### What to produce
Please return all lines from the records below that include the string "visar".

### Extracted material
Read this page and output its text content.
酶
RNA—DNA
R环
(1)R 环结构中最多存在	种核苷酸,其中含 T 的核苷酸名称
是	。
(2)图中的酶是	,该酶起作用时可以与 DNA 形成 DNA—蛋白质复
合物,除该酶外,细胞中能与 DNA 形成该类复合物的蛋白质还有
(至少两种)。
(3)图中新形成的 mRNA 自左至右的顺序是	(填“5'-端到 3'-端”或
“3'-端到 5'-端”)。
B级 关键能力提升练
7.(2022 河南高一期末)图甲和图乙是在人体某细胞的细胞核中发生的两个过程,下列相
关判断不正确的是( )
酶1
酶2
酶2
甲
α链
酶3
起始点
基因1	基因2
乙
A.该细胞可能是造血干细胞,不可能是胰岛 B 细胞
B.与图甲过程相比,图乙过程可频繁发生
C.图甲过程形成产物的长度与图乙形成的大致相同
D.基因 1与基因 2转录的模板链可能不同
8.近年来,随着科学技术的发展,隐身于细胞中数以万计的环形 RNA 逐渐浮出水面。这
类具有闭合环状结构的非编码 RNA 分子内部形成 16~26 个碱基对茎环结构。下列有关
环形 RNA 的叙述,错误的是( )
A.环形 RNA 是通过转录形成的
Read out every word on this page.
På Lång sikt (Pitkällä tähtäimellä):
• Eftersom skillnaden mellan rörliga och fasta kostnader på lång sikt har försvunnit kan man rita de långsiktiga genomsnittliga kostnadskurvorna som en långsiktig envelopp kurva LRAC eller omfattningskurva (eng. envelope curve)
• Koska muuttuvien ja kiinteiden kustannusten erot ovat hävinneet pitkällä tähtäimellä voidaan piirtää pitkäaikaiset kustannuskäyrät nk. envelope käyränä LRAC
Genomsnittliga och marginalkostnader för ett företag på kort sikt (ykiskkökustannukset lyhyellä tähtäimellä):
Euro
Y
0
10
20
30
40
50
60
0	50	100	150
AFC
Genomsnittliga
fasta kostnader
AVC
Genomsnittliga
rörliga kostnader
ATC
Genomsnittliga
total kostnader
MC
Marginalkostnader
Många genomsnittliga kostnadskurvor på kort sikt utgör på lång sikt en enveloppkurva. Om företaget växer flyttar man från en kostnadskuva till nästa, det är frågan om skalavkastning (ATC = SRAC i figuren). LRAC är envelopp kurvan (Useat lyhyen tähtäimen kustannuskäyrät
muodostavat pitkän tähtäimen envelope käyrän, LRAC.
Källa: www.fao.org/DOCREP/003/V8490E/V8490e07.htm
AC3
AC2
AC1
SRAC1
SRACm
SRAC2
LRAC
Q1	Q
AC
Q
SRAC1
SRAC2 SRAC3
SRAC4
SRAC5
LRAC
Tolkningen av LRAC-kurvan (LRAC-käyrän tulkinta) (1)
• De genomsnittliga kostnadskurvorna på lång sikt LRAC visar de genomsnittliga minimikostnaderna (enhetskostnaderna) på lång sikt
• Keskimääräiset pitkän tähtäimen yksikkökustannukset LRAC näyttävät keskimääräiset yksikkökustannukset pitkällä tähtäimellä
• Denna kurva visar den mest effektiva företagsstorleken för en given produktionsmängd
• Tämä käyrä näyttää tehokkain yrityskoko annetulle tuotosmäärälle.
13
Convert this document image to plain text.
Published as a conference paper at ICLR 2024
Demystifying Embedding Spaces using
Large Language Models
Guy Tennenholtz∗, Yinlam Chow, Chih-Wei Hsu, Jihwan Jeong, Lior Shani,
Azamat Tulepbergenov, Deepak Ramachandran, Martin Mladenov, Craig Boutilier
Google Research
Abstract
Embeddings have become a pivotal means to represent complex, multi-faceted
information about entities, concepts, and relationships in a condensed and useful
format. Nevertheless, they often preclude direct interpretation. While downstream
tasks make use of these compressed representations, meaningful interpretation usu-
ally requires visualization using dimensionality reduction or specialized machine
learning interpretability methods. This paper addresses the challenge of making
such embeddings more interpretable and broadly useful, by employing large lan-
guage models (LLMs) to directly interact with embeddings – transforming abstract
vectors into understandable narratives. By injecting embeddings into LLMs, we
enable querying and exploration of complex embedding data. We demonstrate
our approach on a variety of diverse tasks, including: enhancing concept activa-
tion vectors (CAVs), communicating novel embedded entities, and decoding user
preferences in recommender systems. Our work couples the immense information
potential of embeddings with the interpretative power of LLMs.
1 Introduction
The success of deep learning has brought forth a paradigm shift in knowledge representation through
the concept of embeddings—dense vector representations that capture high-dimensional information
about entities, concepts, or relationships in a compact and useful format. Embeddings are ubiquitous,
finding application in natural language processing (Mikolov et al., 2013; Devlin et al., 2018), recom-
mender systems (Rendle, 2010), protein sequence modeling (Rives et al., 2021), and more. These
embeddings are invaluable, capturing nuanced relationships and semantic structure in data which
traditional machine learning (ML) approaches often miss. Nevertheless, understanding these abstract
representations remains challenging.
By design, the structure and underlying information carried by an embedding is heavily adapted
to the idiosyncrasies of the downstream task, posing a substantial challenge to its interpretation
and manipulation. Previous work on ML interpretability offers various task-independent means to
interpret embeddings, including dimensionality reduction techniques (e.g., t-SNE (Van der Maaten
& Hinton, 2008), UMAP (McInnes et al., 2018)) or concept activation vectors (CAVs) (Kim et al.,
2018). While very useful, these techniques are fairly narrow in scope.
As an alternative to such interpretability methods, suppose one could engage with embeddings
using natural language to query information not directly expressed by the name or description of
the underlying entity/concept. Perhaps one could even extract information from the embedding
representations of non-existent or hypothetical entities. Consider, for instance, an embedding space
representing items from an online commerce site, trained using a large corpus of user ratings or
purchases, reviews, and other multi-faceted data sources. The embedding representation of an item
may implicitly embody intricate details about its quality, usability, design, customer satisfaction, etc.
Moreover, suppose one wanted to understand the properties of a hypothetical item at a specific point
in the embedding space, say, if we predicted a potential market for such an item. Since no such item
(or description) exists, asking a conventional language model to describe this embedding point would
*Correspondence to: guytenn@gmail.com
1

### Reply
• De genomsnittliga kostnadskurvorna på lång sikt LRAC visar de genomsnittliga minimikostnaderna (enhetskostnaderna) på lång sikt
• Denna kurva visar den mest effektiva företagsstorleken för en given produktionsmängd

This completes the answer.